╭─ RECORDS FOR THE TASK
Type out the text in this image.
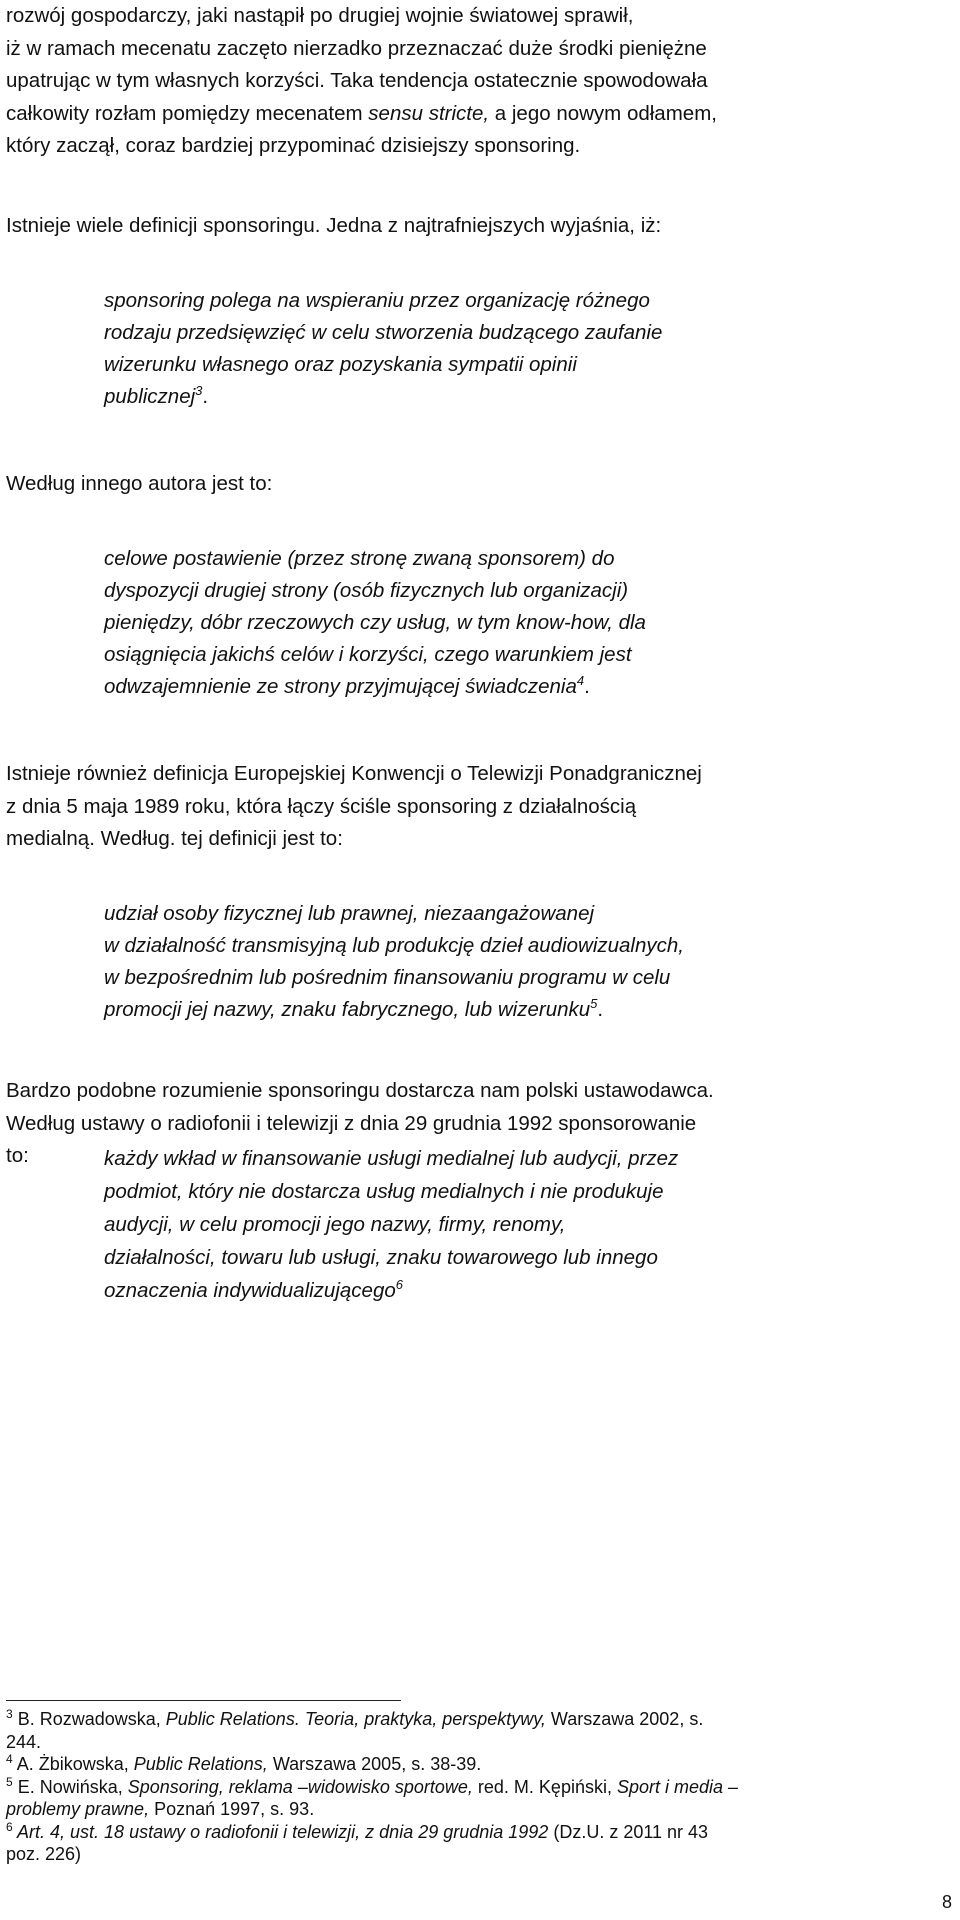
rozwój gospodarczy, jaki nastąpił po drugiej wojnie światowej sprawił,
iż w ramach mecenatu zaczęto nierzadko przeznaczać duże środki pieniężne
upatrując w tym własnych korzyści. Taka tendencja ostatecznie spowodowała
całkowity rozłam pomiędzy mecenatem sensu stricte, a jego nowym odłamem,
który zaczął, coraz bardziej przypominać dzisiejszy sponsoring.
Istnieje wiele definicji sponsoringu. Jedna z najtrafniejszych wyjaśnia, iż:
sponsoring polega na wspieraniu przez organizację różnego
rodzaju przedsięwzięć w celu stworzenia budzącego zaufanie
wizerunku własnego oraz pozyskania sympatii opinii
publicznej$^3$.
Według innego autora jest to:
celowe postawienie (przez stronę zwaną sponsorem) do
dyspozycji drugiej strony (osób fizycznych lub organizacji)
pieniędzy, dóbr rzeczowych czy usług, w tym know-how, dla
osiągnięcia jakichś celów i korzyści, czego warunkiem jest
odwzajemnienie ze strony przyjmującej świadczenia$^4$.
Istnieje również definicja Europejskiej Konwencji o Telewizji Ponadgranicznej
z dnia 5 maja 1989 roku, która łączy ściśle sponsoring z działalnością
medialną. Według. tej definicji jest to:
udział osoby fizycznej lub prawnej, niezaangażowanej
w działalność transmisyjną lub produkcję dzieł audiowizualnych,
w bezpośrednim lub pośrednim finansowaniu programu w celu
promocji jej nazwy, znaku fabrycznego, lub wizerunku$^5$.
Bardzo podobne rozumienie sponsoringu dostarcza nam polski ustawodawca.
Według ustawy o radiofonii i telewizji z dnia 29 grudnia 1992 sponsorowanie
to:	każdy wkład w finansowanie usługi medialnej lub audycji, przez
podmiot, który nie dostarcza usług medialnych i nie produkuje
audycji, w celu promocji jego nazwy, firmy, renomy,
działalności, towaru lub usługi, znaku towarowego lub innego
oznaczenia indywidualizującego$^6$
$^3$ B. Rozwadowska, Public Relations. Teoria, praktyka, perspektywy, Warszawa 2002, s.
244.
$^4$ A. Żbikowska, Public Relations, Warszawa 2005, s. 38-39.
$^5$ E. Nowińska, Sponsoring, reklama –widowisko sportowe, red. M. Kępiński, Sport i media –
problemy prawne, Poznań 1997, s. 93.
$^6$ Art. 4, ust. 18 ustawy o radiofonii i telewizji, z dnia 29 grudnia 1992 (Dz.U. z 2011 nr 43
poz. 226)
8
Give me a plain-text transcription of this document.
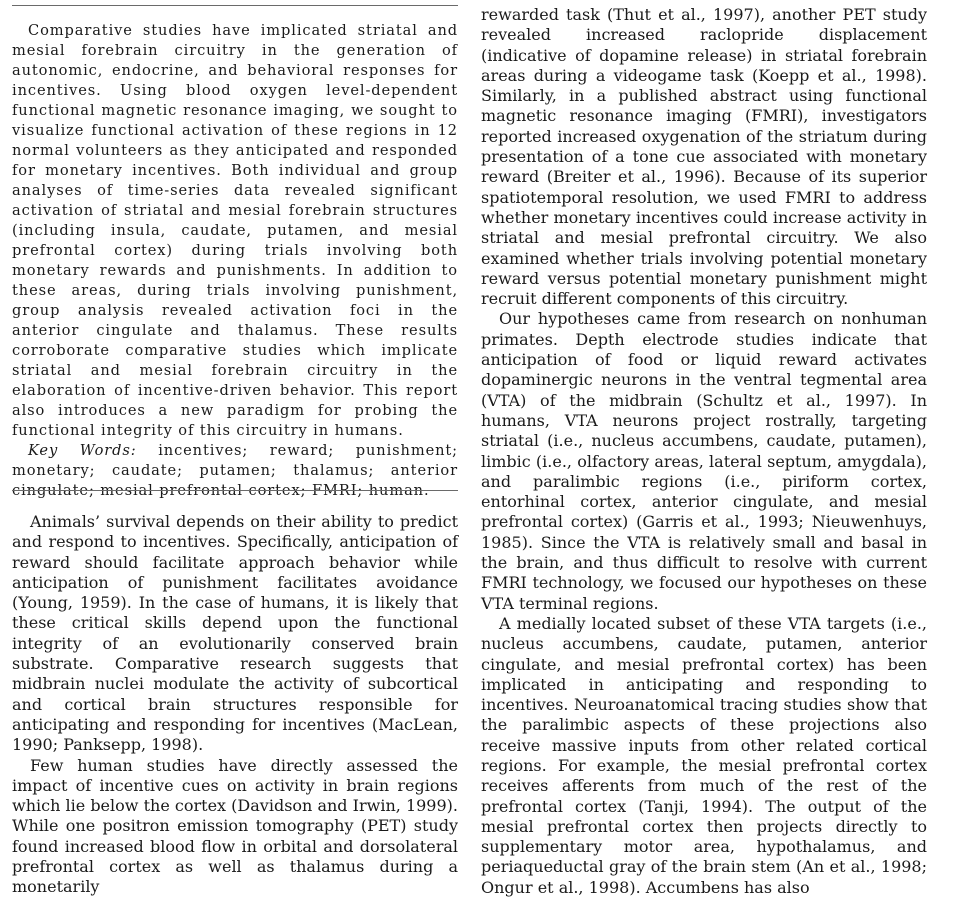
Comparative studies have implicated striatal and mesial forebrain circuitry in the generation of autonomic, endocrine, and behavioral responses for incentives. Using blood oxygen level-dependent functional magnetic resonance imaging, we sought to visualize functional activation of these regions in 12 normal volunteers as they anticipated and responded for monetary incentives. Both individual and group analyses of time-series data revealed significant activation of striatal and mesial forebrain structures (including insula, caudate, putamen, and mesial prefrontal cortex) during trials involving both monetary rewards and punishments. In addition to these areas, during trials involving punishment, group analysis revealed activation foci in the anterior cingulate and thalamus. These results corroborate comparative studies which implicate striatal and mesial forebrain circuitry in the elaboration of incentive-driven behavior. This report also introduces a new paradigm for probing the functional integrity of this circuitry in humans.

Key Words: incentives; reward; punishment; monetary; caudate; putamen; thalamus; anterior cingulate; mesial prefrontal cortex; FMRI; human.

Animals’ survival depends on their ability to predict and respond to incentives. Specifically, anticipation of reward should facilitate approach behavior while anticipation of punishment facilitates avoidance (Young, 1959). In the case of humans, it is likely that these critical skills depend upon the functional integrity of an evolutionarily conserved brain substrate. Comparative research suggests that midbrain nuclei modulate the activity of subcortical and cortical brain structures responsible for anticipating and responding for incentives (MacLean, 1990; Panksepp, 1998).

Few human studies have directly assessed the impact of incentive cues on activity in brain regions which lie below the cortex (Davidson and Irwin, 1999). While one positron emission tomography (PET) study found increased blood flow in orbital and dorsolateral prefrontal cortex as well as thalamus during a monetarily

rewarded task (Thut et al., 1997), another PET study revealed increased raclopride displacement (indicative of dopamine release) in striatal forebrain areas during a videogame task (Koepp et al., 1998). Similarly, in a published abstract using functional magnetic resonance imaging (FMRI), investigators reported increased oxygenation of the striatum during presentation of a tone cue associated with monetary reward (Breiter et al., 1996). Because of its superior spatiotemporal resolution, we used FMRI to address whether monetary incentives could increase activity in striatal and mesial prefrontal circuitry. We also examined whether trials involving potential monetary reward versus potential monetary punishment might recruit different components of this circuitry.

Our hypotheses came from research on nonhuman primates. Depth electrode studies indicate that anticipation of food or liquid reward activates dopaminergic neurons in the ventral tegmental area (VTA) of the midbrain (Schultz et al., 1997). In humans, VTA neurons project rostrally, targeting striatal (i.e., nucleus accumbens, caudate, putamen), limbic (i.e., olfactory areas, lateral septum, amygdala), and paralimbic regions (i.e., piriform cortex, entorhinal cortex, anterior cingulate, and mesial prefrontal cortex) (Garris et al., 1993; Nieuwenhuys, 1985). Since the VTA is relatively small and basal in the brain, and thus difficult to resolve with current FMRI technology, we focused our hypotheses on these VTA terminal regions.

A medially located subset of these VTA targets (i.e., nucleus accumbens, caudate, putamen, anterior cingulate, and mesial prefrontal cortex) has been implicated in anticipating and responding to incentives. Neuroanatomical tracing studies show that the paralimbic aspects of these projections also receive massive inputs from other related cortical regions. For example, the mesial prefrontal cortex receives afferents from much of the rest of the prefrontal cortex (Tanji, 1994). The output of the mesial prefrontal cortex then projects directly to supplementary motor area, hypothalamus, and periaqueductal gray of the brain stem (An et al., 1998; Ongur et al., 1998). Accumbens has also
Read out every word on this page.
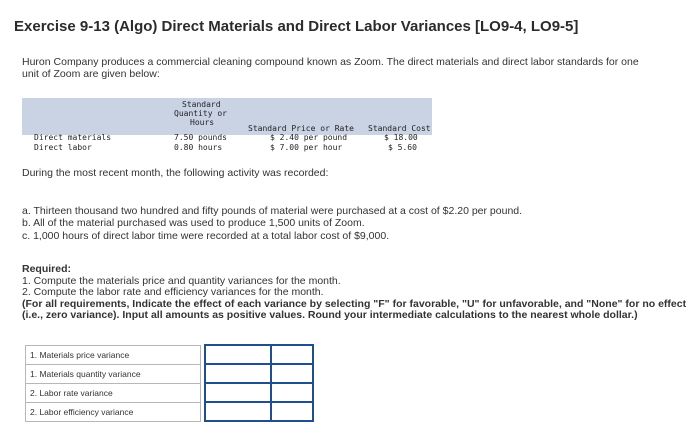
Exercise 9-13 (Algo) Direct Materials and Direct Labor Variances [LO9-4, LO9-5]
Huron Company produces a commercial cleaning compound known as Zoom. The direct materials and direct labor standards for one
unit of Zoom are given below:
Standard
Quantity or
Hours
Standard Price or Rate Standard Cost
Direct materials	7.50 pounds	$ 2.40 per pound	$ 18.00
Direct labor	0.80 hours	$ 7.00 per hour	$ 5.60
During the most recent month, the following activity was recorded:
a. Thirteen thousand two hundred and fifty pounds of material were purchased at a cost of $2.20 per pound.
b. All of the material purchased was used to produce 1,500 units of Zoom.
c. 1,000 hours of direct labor time were recorded at a total labor cost of $9,000.
Required:
1. Compute the materials price and quantity variances for the month.
2. Compute the labor rate and efficiency variances for the month.
(For all requirements, Indicate the effect of each variance by selecting "F" for favorable, "U" for unfavorable, and "None" for no effect (i.e., zero variance). Input all amounts as positive values. Round your intermediate calculations to the nearest whole dollar.)
1. Materials price variance			
1. Materials quantity variance			
2. Labor rate variance			
2. Labor efficiency variance			
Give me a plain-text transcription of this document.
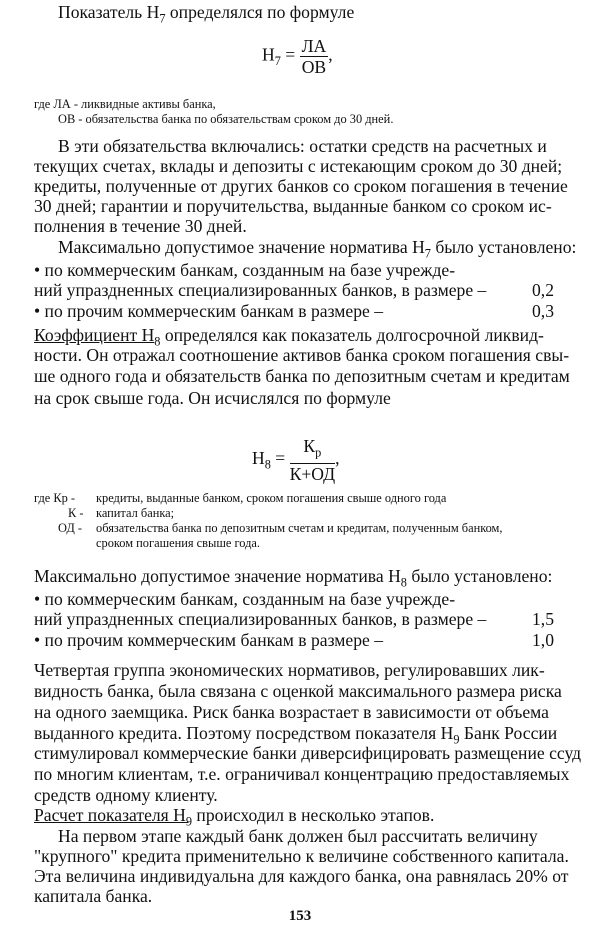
Показатель $Н_7$ определялся по формуле

$Н_7 = \frac{ЛА}{ОВ}$ ,

где ЛА - ликвидные активы банка,

ОВ - обязательства банка по обязательствам сроком до 30 дней.

В эти обязательства включались: остатки средств на расчетных и

текущих счетах, вклады и депозиты с истекающим сроком до 30 дней;

кредиты, полученные от других банков со сроком погашения в течение

30 дней; гарантии и поручительства, выданные банком со сроком ис-

полнения в течение 30 дней.

Максимально допустимое значение норматива $Н_7$ было установлено:

• по коммерческим банкам, созданным на базе учрежде-

ний упраздненных специализированных банков, в размере –	0,2

• по прочим коммерческим банкам в размере –	0,3

Коэффициент $Н_8$ определялся как показатель долгосрочной ликвид-

ности. Он отражал соотношение активов банка сроком погашения свы-

ше одного года и обязательств банка по депозитным счетам и кредитам

на срок свыше года. Он исчислялся по формуле

$Н_8 = \frac{К_р}{К+ОД}$ ,

где Кр - кредиты, выданные банком, сроком погашения свыше одного года

К - капитал банка;

ОД - обязательства банка по депозитным счетам и кредитам, полученным банком,

сроком погашения свыше года.

Максимально допустимое значение норматива $Н_8$ было установлено:

• по коммерческим банкам, созданным на базе учрежде-

ний упраздненных специализированных банков, в размере –	1,5

• по прочим коммерческим банкам в размере –	1,0

Четвертая группа экономических нормативов, регулировавших лик-

видность банка, была связана с оценкой максимального размера риска

на одного заемщика. Риск банка возрастает в зависимости от объема

выданного кредита. Поэтому посредством показателя $Н_9$ Банк России

стимулировал коммерческие банки диверсифицировать размещение ссуд

по многим клиентам, т.е. ограничивал концентрацию предоставляемых

средств одному клиенту.

Расчет показателя $Н_9$ происходил в несколько этапов.

На первом этапе каждый банк должен был рассчитать величину

"крупного" кредита применительно к величине собственного капитала.

Эта величина индивидуальна для каждого банка, она равнялась 20% от

капитала банка.

153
╰─
▸ **EXERCISE PROMPT**:
Take every line from the data above that holds "grudnia" and copy it out.

▸ **PROBLEM SOLUTION**:
Według ustawy o radiofonii i telewizji z dnia 29 grudnia 1992 sponsorowanie
$^6$ Art. 4, ust. 18 ustawy o radiofonii i telewizji, z dnia 29 grudnia 1992 (Dz.U. z 2011 nr 43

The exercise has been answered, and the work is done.